• _Records for the task_:
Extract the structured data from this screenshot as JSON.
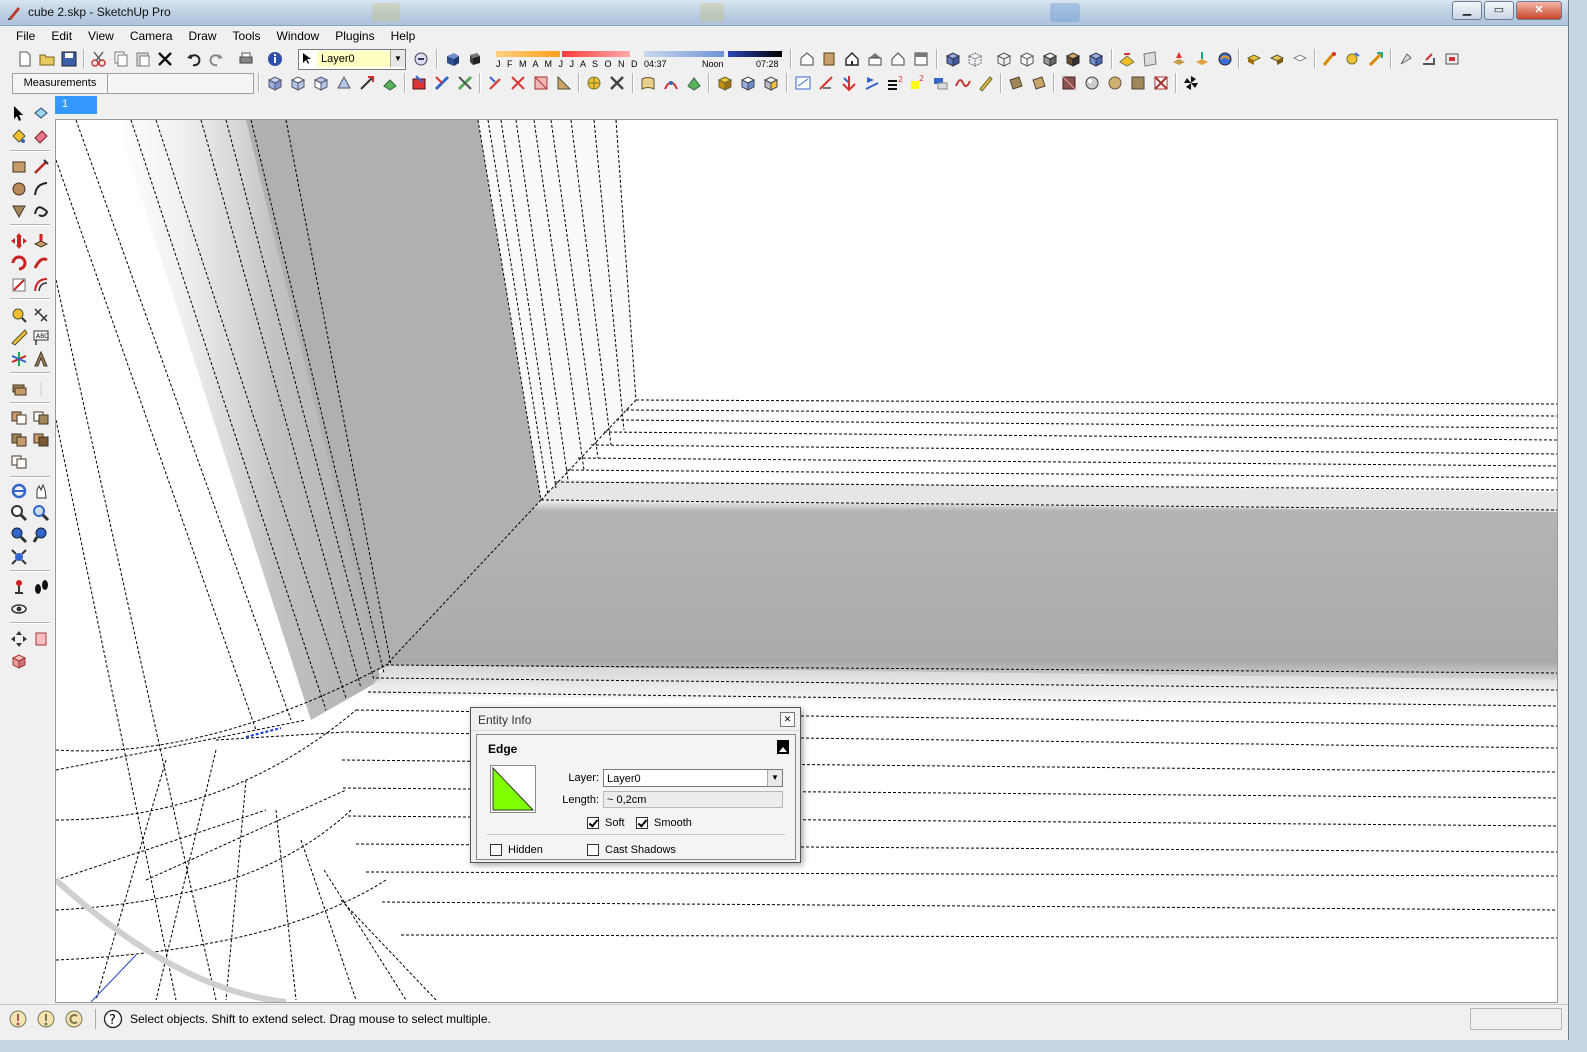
{
  "window": {
    "title": "cube 2.skp - SketchUp Pro",
    "controls": {
      "minimize": "▁",
      "maximize": "▭",
      "close": "✕"
    }
  },
  "menu": [
    "File",
    "Edit",
    "View",
    "Camera",
    "Draw",
    "Tools",
    "Window",
    "Plugins",
    "Help"
  ],
  "toolbar": {
    "layer_value": "Layer0",
    "shadow_months": "J F M A M J J A S O N D",
    "shadow_time_start": "04:37",
    "shadow_time_noon": "Noon",
    "shadow_time_end": "07:28",
    "measurements_label": "Measurements",
    "measurements_value": ""
  },
  "scene_tab": "1",
  "entity_info": {
    "title": "Entity Info",
    "close": "✕",
    "entity_type": "Edge",
    "layer_label": "Layer:",
    "layer_value": "Layer0",
    "length_label": "Length:",
    "length_value": "~ 0,2cm",
    "soft_label": "Soft",
    "soft_checked": true,
    "smooth_label": "Smooth",
    "smooth_checked": true,
    "hidden_label": "Hidden",
    "hidden_checked": false,
    "cast_shadows_label": "Cast Shadows",
    "cast_shadows_checked": false,
    "swatch_color": "#7fff00"
  },
  "status": {
    "help_icon": "?",
    "message": "Select objects. Shift to extend select. Drag mouse to select multiple."
  },
  "colors": {
    "accent": "#3399ff",
    "face_dark": "#b2b2b2",
    "face_light": "#ffffff"
  }
}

• _Task prompt_:
Above are the records; reproduce them exactly and leave out the pictures.

• _Reply_:
Extract the structured data from this screenshot as JSON.
{
  "window": {
    "title": "cube 2.skp - SketchUp Pro",
    "controls": {
      "minimize": "▁",
      "maximize": "▭",
      "close": "✕"
    }
  },
  "menu": [
    "File",
    "Edit",
    "View",
    "Camera",
    "Draw",
    "Tools",
    "Window",
    "Plugins",
    "Help"
  ],
  "toolbar": {
    "layer_value": "Layer0",
    "shadow_months": "J F M A M J J A S O N D",
    "shadow_time_start": "04:37",
    "shadow_time_noon": "Noon",
    "shadow_time_end": "07:28",
    "measurements_label": "Measurements",
    "measurements_value": ""
  },
  "scene_tab": "1",
  "entity_info": {
    "title": "Entity Info",
    "close": "✕",
    "entity_type": "Edge",
    "layer_label": "Layer:",
    "layer_value": "Layer0",
    "length_label": "Length:",
    "length_value": "~ 0,2cm",
    "soft_label": "Soft",
    "soft_checked": true,
    "smooth_label": "Smooth",
    "smooth_checked": true,
    "hidden_label": "Hidden",
    "hidden_checked": false,
    "cast_shadows_label": "Cast Shadows",
    "cast_shadows_checked": false,
    "swatch_color": "#7fff00"
  },
  "status": {
    "help_icon": "?",
    "message": "Select objects. Shift to extend select. Drag mouse to select multiple."
  },
  "colors": {
    "accent": "#3399ff",
    "face_dark": "#b2b2b2",
    "face_light": "#ffffff"
  }
}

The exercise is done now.